Read the lines that follow and pick out every one containing the word "kind".

*** PROVIDED RECORDS

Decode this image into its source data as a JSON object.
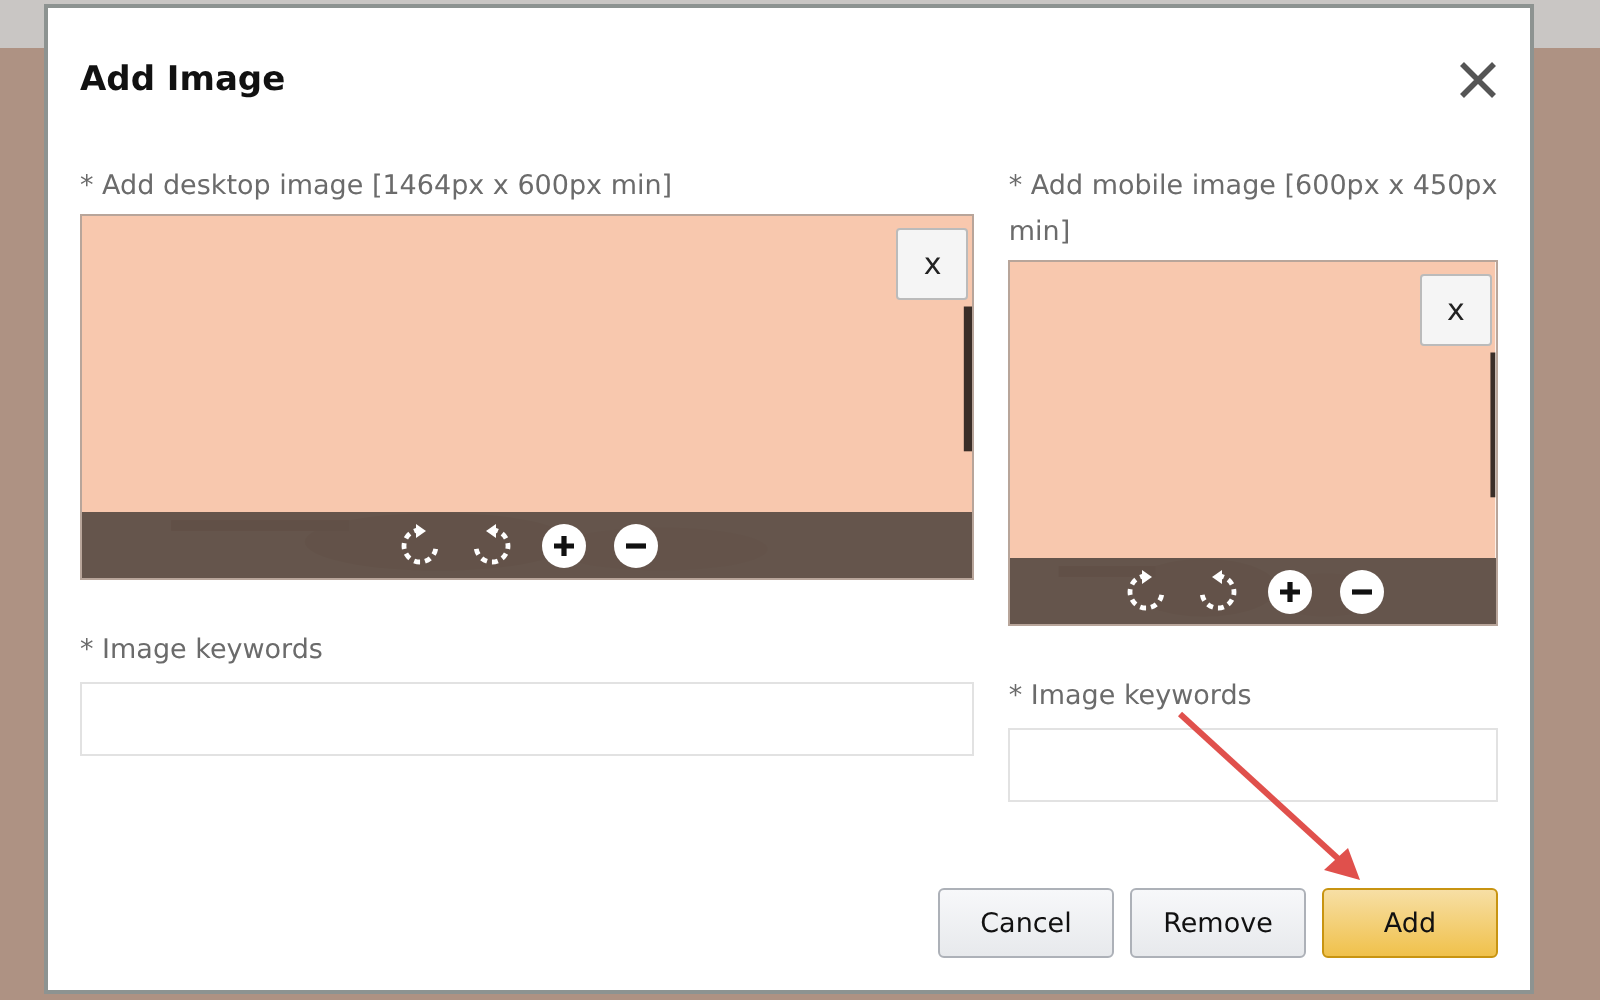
{
  "dialog": {
    "title": "Add Image",
    "panels": [
      {
        "kind": "desktop",
        "label": "* Add desktop image [1464px x 600px min]",
        "remove_button": "x",
        "keywords_label": "* Image keywords"
      },
      {
        "kind": "mobile",
        "label": "* Add mobile image [600px x 450px min]",
        "remove_button": "x",
        "keywords_label": "* Image keywords"
      }
    ],
    "buttons": [
      {
        "label": "Cancel",
        "kind": "secondary"
      },
      {
        "label": "Remove",
        "kind": "secondary"
      },
      {
        "label": "Add",
        "kind": "primary"
      }
    ]
  }
}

******

SOLUTION FOR THIS TASK
        "kind": "desktop",
        "kind": "mobile",
        "kind": "secondary"
        "kind": "secondary"
        "kind": "primary"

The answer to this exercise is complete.